---- Data shown

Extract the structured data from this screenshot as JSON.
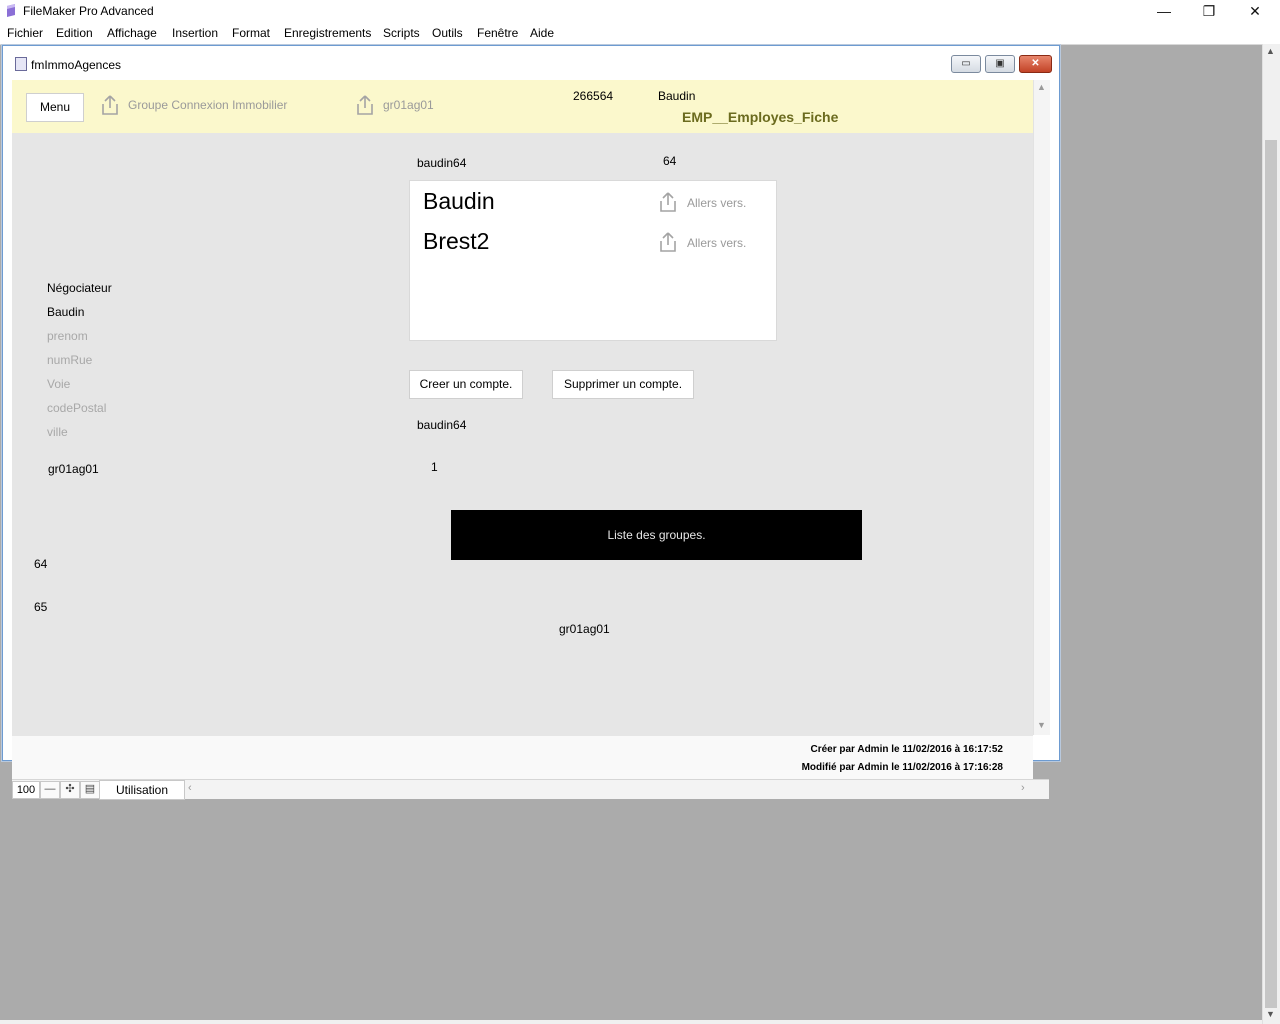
{
  "app": {
    "title": "FileMaker Pro Advanced",
    "controls": {
      "minimize": "—",
      "restore": "❐",
      "close": "✕"
    }
  },
  "menubar": {
    "items": [
      "Fichier",
      "Edition",
      "Affichage",
      "Insertion",
      "Format",
      "Enregistrements",
      "Scripts",
      "Outils",
      "Fenêtre",
      "Aide"
    ]
  },
  "window": {
    "title": "fmImmoAgences",
    "controls": {
      "minimize": "▭",
      "restore": "▣",
      "close": "✕"
    }
  },
  "header": {
    "menu_label": "Menu",
    "group_link": "Groupe Connexion Immobilier",
    "group_code": "gr01ag01",
    "record_id": "266564",
    "user_name": "Baudin",
    "layout_name": "EMP__Employes_Fiche"
  },
  "body": {
    "login_top": "baudin64",
    "number_top": "64",
    "card_rows": [
      {
        "name": "Baudin",
        "action": "Allers vers."
      },
      {
        "name": "Brest2",
        "action": "Allers vers."
      }
    ],
    "fields": {
      "role": "Négociateur",
      "nom": "Baudin",
      "prenom_placeholder": "prenom",
      "numrue_placeholder": "numRue",
      "voie_placeholder": "Voie",
      "codepostal_placeholder": "codePostal",
      "ville_placeholder": "ville",
      "group_code": "gr01ag01"
    },
    "create_account_label": "Creer un compte.",
    "delete_account_label": "Supprimer un compte.",
    "login_bottom": "baudin64",
    "count": "1",
    "groups_button_label": "Liste des groupes.",
    "num_a": "64",
    "num_b": "65",
    "bottom_group_code": "gr01ag01"
  },
  "footer": {
    "created": "Créer par Admin le 11/02/2016 à 16:17:52",
    "modified": "Modifié par Admin le 11/02/2016 à 17:16:28"
  },
  "statusbar": {
    "zoom": "100",
    "zoom_out": "—",
    "zoom_in": "✣",
    "toggle": "▤",
    "mode": "Utilisation",
    "left_arrow": "‹",
    "right_arrow": "›"
  }
}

--------

Required task:
Leave out the pictures and print every line of the data exactly.

Result of the exercise:
Extract the structured data from this screenshot as JSON.
{
  "app": {
    "title": "FileMaker Pro Advanced",
    "controls": {
      "minimize": "—",
      "restore": "❐",
      "close": "✕"
    }
  },
  "menubar": {
    "items": [
      "Fichier",
      "Edition",
      "Affichage",
      "Insertion",
      "Format",
      "Enregistrements",
      "Scripts",
      "Outils",
      "Fenêtre",
      "Aide"
    ]
  },
  "window": {
    "title": "fmImmoAgences",
    "controls": {
      "minimize": "▭",
      "restore": "▣",
      "close": "✕"
    }
  },
  "header": {
    "menu_label": "Menu",
    "group_link": "Groupe Connexion Immobilier",
    "group_code": "gr01ag01",
    "record_id": "266564",
    "user_name": "Baudin",
    "layout_name": "EMP__Employes_Fiche"
  },
  "body": {
    "login_top": "baudin64",
    "number_top": "64",
    "card_rows": [
      {
        "name": "Baudin",
        "action": "Allers vers."
      },
      {
        "name": "Brest2",
        "action": "Allers vers."
      }
    ],
    "fields": {
      "role": "Négociateur",
      "nom": "Baudin",
      "prenom_placeholder": "prenom",
      "numrue_placeholder": "numRue",
      "voie_placeholder": "Voie",
      "codepostal_placeholder": "codePostal",
      "ville_placeholder": "ville",
      "group_code": "gr01ag01"
    },
    "create_account_label": "Creer un compte.",
    "delete_account_label": "Supprimer un compte.",
    "login_bottom": "baudin64",
    "count": "1",
    "groups_button_label": "Liste des groupes.",
    "num_a": "64",
    "num_b": "65",
    "bottom_group_code": "gr01ag01"
  },
  "footer": {
    "created": "Créer par Admin le 11/02/2016 à 16:17:52",
    "modified": "Modifié par Admin le 11/02/2016 à 17:16:28"
  },
  "statusbar": {
    "zoom": "100",
    "zoom_out": "—",
    "zoom_in": "✣",
    "toggle": "▤",
    "mode": "Utilisation",
    "left_arrow": "‹",
    "right_arrow": "›"
  }
}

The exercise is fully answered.